• Source data:
+ + + + + + +

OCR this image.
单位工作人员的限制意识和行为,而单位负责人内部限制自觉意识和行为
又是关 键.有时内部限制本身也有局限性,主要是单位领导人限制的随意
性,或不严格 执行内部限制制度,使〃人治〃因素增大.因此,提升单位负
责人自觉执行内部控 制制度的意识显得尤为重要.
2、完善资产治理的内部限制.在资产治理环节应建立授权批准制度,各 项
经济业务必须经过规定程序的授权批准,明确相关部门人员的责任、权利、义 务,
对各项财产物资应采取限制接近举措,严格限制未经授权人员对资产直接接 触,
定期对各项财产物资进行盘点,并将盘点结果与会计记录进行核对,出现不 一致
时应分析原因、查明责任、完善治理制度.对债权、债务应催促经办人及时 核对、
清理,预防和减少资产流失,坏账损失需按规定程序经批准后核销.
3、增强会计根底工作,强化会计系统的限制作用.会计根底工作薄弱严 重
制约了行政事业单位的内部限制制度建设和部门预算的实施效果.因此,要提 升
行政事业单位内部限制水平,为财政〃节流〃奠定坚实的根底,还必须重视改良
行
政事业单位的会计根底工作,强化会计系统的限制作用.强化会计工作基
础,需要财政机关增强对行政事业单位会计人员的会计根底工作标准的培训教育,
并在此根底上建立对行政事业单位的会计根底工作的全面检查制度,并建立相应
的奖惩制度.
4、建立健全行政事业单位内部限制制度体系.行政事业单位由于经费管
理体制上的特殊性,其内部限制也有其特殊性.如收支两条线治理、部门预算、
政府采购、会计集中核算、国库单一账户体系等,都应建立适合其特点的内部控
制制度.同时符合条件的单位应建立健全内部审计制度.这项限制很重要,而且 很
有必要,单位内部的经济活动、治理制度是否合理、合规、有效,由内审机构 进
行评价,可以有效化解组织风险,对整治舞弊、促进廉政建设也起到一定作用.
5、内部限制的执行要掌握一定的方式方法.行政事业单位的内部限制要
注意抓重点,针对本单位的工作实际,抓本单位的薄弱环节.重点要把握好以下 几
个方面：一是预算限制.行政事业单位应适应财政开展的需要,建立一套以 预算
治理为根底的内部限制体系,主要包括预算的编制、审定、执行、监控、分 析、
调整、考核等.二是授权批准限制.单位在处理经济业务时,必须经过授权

+ + + + + + +

Above are some records; repeat all of them exactly.

• Answer to this task:
OCR this image.
单位工作人员的限制意识和行为,而单位负责人内部限制自觉意识和行为
又是关 键.有时内部限制本身也有局限性,主要是单位领导人限制的随意
性,或不严格 执行内部限制制度,使〃人治〃因素增大.因此,提升单位负
责人自觉执行内部控 制制度的意识显得尤为重要.
2、完善资产治理的内部限制.在资产治理环节应建立授权批准制度,各 项
经济业务必须经过规定程序的授权批准,明确相关部门人员的责任、权利、义 务,
对各项财产物资应采取限制接近举措,严格限制未经授权人员对资产直接接 触,
定期对各项财产物资进行盘点,并将盘点结果与会计记录进行核对,出现不 一致
时应分析原因、查明责任、完善治理制度.对债权、债务应催促经办人及时 核对、
清理,预防和减少资产流失,坏账损失需按规定程序经批准后核销.
3、增强会计根底工作,强化会计系统的限制作用.会计根底工作薄弱严 重
制约了行政事业单位的内部限制制度建设和部门预算的实施效果.因此,要提 升
行政事业单位内部限制水平,为财政〃节流〃奠定坚实的根底,还必须重视改良
行
政事业单位的会计根底工作,强化会计系统的限制作用.强化会计工作基
础,需要财政机关增强对行政事业单位会计人员的会计根底工作标准的培训教育,
并在此根底上建立对行政事业单位的会计根底工作的全面检查制度,并建立相应
的奖惩制度.
4、建立健全行政事业单位内部限制制度体系.行政事业单位由于经费管
理体制上的特殊性,其内部限制也有其特殊性.如收支两条线治理、部门预算、
政府采购、会计集中核算、国库单一账户体系等,都应建立适合其特点的内部控
制制度.同时符合条件的单位应建立健全内部审计制度.这项限制很重要,而且 很
有必要,单位内部的经济活动、治理制度是否合理、合规、有效,由内审机构 进
行评价,可以有效化解组织风险,对整治舞弊、促进廉政建设也起到一定作用.
5、内部限制的执行要掌握一定的方式方法.行政事业单位的内部限制要
注意抓重点,针对本单位的工作实际,抓本单位的薄弱环节.重点要把握好以下 几
个方面：一是预算限制.行政事业单位应适应财政开展的需要,建立一套以 预算
治理为根底的内部限制体系,主要包括预算的编制、审定、执行、监控、分 析、
调整、考核等.二是授权批准限制.单位在处理经济业务时,必须经过授权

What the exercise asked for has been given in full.